Fahrradhändler und -werkstätten haben aktuell viel zu tun. Da bleibt zwischen den zahlreichen Kundengesprächen und Aufträgen kaum Zeit für ein ausführliches Gespräch über die aktuelle Situation.
Bernd Rimmele, der „‘s Sporträdle“ in Immenstaad betreibt, bittet um einen zweiten Anruf nach 18 Uhr. „Da habe ich geschlossen“, erklärt er und ergänzt schnell: „Ich gehe natürlich ran und dann können wir in Ruhe reden.“ Um 18.20 Uhr ist es dann so weit: Er hat eben seine letzte Kundin des Tages verabschiedet und hat Zeit, Fragen zu beantworten.
Leichte Kinderräder sehr beliebt
Auf die Frage, ob die Corona-Krise die Nachfrage nach Fahrrädern beeinflusst habe, muss er beinahe lachen: „Das ist hier aktuell normal, dass die Arbeit erst nach den offiziellen Öffnungszeiten endet.“ Die Nachfrage nach Fahrrädern sei merklich gestiegen. Dabei seien die ganz normalen Standardräder wenig attraktiv für die Kunden. Großer Beliebtheit erfreuten sich vor allem leichte Kinderräder.

„Das hat sich verändert: Die klassischen Kinderräder werden kaum gekauft. Die Eltern möchten inzwischen etwas möglichst Leichtes für ihre Kinder. Dabei ist der Preis fast egal.“
Mit S-Pedelecs legen manche in kurzer Zeit mehrere Tausend Kilometer zurück
Ein weiterer Renner, und das im doppelten Sinne, seien die sogenannten S-Pedelecs, die schnelle Variante der Pedelecs (Akronym für Pedal Electric Cycle, also Fahrräder, bei denen der Schwung durch den Tritt in die Pedale über einen Elektroantrieb zusätzlich unterstützt wird). „Ich habe einige davon im April verkauft und jetzt zum Service mit 2000 Kilometern wiedergesehen“, schildert Rimmele und ergänzt dann schnell: „Und das war nicht etwa die Ausnahme, sondern die Regel.“
Manche Käufer hätten auch durchaus weitere Strecken zurückgelegt. Erst heute habe er eines der Zweiräder inspiziert, das seit April bereits 8000 Kilometer weit gefahren worden sei. „Die Räder kommen teilweise so zum Einsatz wie bisher ein Motorrad“, schildert Rimmele. Die schnellsten Varianten würden gesondert geprüft und erhielten eine Straßenzulassung samt Nummernschild.

AUFGABEN:
[a] Nenne alle Zahlenangaben, die im Zeitungsartikel über die Fahrradnachfrage in Ziffern geschrieben sind, jeweils mit ihrer Einheit.
[b] Schreibe den Zeitungsartikel über die Fahrradnachfrage im Anschluss an seinen letzten Satz weiter.
Die Daten haben mit dem Zeitungsartikel nichts zu tun.

DATENAUSZUG:

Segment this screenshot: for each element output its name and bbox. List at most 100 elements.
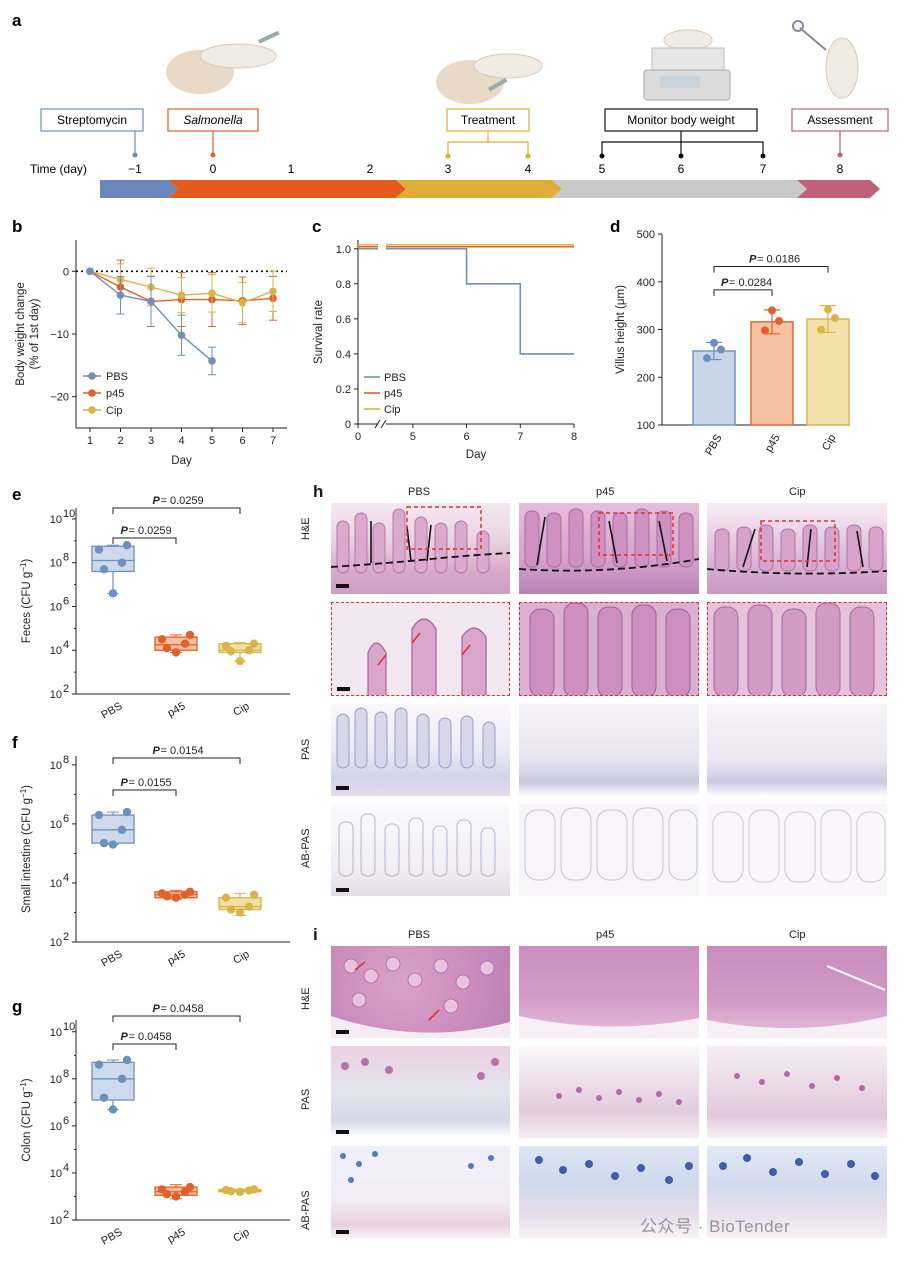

LÖSUNGEN:
[a] 18 Uhr, 18.20 Uhr, 2000 Kilometer, 8000 Kilometer

[b]
In den vergangenen Wochen seien aber auch viele Kunden in seine Werkstatt gekommen, die sich entschieden hätten, ihr altes Fahrrad aus dem Keller zu holen. Sobald der Kostenvoranschlag, um es wieder fahrtauglich zu machen, die 300-Euro-Marke überschritt, hätten die meisten sich allerdings direkt dazu entschieden, doch ein neues Fahrrad zu kaufen.
Längere Wartezeiten wegen hoher Nachfrage
Aufgrund der hohen Nachfrage müssten Kunden nun teilweise mehrere Wochen auf einen Termin warten, vor der Corona-Zeit habe die Wartezeit maximal eine Woche betragen.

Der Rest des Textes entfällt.